TASK OBJECTIVE: Using the listing below, copy every line that mentions "this".

(Data listing)
/---
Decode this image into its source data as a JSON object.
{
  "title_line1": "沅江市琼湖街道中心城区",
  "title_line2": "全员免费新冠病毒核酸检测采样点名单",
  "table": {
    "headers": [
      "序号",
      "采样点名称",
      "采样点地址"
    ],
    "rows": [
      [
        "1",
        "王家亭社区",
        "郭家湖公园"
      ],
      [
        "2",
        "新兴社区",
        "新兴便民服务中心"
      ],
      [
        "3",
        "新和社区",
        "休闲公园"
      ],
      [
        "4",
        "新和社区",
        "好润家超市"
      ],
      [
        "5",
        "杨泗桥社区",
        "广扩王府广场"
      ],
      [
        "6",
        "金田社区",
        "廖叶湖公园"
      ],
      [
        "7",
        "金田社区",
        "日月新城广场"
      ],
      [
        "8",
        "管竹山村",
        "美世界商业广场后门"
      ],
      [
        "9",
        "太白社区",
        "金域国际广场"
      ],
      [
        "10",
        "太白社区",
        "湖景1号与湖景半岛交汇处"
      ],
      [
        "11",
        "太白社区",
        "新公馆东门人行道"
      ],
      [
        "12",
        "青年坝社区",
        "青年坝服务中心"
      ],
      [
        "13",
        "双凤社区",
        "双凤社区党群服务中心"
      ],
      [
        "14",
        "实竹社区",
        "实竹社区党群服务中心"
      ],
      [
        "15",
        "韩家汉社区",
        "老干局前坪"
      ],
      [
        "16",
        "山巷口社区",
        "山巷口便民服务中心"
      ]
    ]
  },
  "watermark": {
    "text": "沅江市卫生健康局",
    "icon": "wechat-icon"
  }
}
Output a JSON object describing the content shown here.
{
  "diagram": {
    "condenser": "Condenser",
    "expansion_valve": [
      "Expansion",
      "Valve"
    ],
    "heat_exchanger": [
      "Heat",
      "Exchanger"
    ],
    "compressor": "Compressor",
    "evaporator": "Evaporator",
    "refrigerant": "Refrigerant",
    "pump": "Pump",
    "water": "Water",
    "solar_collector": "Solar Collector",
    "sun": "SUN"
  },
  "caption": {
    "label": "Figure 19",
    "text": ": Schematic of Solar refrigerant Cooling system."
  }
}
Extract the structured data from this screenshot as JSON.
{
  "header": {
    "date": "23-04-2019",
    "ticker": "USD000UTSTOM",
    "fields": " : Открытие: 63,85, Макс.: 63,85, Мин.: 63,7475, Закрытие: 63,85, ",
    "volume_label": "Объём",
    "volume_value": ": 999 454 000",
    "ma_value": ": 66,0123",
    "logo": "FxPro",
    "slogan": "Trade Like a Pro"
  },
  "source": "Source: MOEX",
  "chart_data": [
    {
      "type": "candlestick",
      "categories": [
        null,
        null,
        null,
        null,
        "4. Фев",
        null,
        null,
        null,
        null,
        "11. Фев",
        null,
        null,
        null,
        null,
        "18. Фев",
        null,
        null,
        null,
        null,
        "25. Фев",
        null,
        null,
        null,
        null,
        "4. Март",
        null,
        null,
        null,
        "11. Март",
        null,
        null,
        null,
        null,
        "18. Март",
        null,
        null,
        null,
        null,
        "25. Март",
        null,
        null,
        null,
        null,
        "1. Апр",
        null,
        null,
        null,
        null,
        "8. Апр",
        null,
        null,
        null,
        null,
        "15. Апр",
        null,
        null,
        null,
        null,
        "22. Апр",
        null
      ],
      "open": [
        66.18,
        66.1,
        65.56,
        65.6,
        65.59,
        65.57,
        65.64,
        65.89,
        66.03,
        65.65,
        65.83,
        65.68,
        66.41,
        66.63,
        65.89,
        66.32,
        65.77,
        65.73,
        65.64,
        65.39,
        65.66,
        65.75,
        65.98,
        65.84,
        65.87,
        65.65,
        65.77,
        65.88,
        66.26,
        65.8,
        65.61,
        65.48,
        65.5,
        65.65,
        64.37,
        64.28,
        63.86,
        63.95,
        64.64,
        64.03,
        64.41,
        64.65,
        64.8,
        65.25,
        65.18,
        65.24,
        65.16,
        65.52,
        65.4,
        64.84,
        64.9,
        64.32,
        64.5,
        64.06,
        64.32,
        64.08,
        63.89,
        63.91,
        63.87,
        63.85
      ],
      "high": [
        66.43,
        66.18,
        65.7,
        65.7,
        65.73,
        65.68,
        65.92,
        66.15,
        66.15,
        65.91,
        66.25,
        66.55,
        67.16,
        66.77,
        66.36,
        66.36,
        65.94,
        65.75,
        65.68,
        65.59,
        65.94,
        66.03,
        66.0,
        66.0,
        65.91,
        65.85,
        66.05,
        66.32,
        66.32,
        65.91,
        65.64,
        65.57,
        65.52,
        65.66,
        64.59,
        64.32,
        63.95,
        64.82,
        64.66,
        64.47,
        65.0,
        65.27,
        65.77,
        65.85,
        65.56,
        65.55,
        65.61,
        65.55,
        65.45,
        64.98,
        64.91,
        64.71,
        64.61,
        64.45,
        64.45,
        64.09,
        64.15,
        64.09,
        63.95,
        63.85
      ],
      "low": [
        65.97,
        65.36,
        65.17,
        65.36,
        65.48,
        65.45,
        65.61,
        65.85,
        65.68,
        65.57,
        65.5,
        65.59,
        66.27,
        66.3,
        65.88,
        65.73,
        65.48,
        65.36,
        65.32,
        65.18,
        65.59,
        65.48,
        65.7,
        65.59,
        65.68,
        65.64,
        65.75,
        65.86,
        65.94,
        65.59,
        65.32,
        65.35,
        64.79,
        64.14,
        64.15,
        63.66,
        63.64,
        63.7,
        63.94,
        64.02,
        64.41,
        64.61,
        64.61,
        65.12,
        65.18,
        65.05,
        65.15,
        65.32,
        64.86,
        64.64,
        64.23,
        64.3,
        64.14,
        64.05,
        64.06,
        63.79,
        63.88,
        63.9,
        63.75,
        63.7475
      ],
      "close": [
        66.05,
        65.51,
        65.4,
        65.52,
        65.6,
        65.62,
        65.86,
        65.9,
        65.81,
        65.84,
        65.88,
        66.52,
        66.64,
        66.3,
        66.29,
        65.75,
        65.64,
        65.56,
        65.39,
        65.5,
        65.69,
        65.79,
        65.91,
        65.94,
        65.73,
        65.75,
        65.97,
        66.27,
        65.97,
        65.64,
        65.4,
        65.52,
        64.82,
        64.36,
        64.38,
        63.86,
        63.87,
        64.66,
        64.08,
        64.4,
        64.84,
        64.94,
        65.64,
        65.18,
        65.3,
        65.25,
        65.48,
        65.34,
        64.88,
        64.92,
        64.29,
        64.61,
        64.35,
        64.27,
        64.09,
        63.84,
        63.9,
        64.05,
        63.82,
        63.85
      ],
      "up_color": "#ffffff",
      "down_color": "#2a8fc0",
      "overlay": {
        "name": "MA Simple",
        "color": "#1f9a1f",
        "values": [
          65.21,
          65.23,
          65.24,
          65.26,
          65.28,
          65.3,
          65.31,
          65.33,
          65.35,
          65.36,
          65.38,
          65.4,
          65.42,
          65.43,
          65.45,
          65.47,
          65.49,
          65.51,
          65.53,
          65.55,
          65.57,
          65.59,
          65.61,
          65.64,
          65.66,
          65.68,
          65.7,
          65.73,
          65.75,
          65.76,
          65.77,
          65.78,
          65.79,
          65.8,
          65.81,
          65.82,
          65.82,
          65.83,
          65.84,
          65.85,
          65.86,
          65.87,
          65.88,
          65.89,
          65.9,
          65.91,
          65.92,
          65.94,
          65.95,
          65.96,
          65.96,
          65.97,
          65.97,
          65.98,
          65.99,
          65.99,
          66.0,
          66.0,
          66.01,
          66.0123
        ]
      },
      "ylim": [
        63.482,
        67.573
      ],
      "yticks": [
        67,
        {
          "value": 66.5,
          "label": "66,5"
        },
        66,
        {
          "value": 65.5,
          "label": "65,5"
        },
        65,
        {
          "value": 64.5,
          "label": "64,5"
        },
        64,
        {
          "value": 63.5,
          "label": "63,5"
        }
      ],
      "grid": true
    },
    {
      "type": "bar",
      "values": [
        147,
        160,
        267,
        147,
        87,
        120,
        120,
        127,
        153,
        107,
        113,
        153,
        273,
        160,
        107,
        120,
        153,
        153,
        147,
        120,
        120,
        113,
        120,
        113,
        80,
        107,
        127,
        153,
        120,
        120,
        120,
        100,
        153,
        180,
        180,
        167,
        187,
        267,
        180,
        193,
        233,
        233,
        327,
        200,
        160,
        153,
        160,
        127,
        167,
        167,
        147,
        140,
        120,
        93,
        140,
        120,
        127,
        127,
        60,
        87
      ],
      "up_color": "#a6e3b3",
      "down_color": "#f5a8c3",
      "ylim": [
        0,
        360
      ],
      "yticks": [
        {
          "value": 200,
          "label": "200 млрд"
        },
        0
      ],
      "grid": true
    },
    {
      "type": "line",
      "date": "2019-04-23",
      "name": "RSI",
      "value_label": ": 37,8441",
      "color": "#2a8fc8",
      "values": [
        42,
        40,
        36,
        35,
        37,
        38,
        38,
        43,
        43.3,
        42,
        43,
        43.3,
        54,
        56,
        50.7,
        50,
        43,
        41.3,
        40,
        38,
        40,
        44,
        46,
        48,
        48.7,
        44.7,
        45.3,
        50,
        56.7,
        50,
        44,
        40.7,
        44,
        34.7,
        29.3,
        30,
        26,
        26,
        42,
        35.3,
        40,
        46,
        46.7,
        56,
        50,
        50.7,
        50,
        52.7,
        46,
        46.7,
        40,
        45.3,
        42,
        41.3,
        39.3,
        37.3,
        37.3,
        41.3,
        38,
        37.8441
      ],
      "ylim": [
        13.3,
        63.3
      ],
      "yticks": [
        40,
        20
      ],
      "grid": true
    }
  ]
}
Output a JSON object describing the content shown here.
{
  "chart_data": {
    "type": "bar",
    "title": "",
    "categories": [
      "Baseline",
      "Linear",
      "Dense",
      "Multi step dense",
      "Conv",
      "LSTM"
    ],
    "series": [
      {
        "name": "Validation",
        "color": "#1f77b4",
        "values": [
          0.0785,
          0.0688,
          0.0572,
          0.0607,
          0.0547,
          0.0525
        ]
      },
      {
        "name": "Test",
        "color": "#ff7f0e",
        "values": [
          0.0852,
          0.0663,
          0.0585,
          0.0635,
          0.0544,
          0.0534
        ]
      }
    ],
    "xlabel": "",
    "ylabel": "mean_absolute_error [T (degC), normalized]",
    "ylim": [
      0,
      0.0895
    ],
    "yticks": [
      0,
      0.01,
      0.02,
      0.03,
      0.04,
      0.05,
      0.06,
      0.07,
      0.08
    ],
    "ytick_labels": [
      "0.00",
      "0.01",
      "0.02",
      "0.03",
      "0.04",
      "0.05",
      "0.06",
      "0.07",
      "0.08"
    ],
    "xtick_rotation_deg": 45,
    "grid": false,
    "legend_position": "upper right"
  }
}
\---
FINAL RESULT:
Decode this image into its source data as a JSON object.
Extract the structured data from this screenshot as JSON.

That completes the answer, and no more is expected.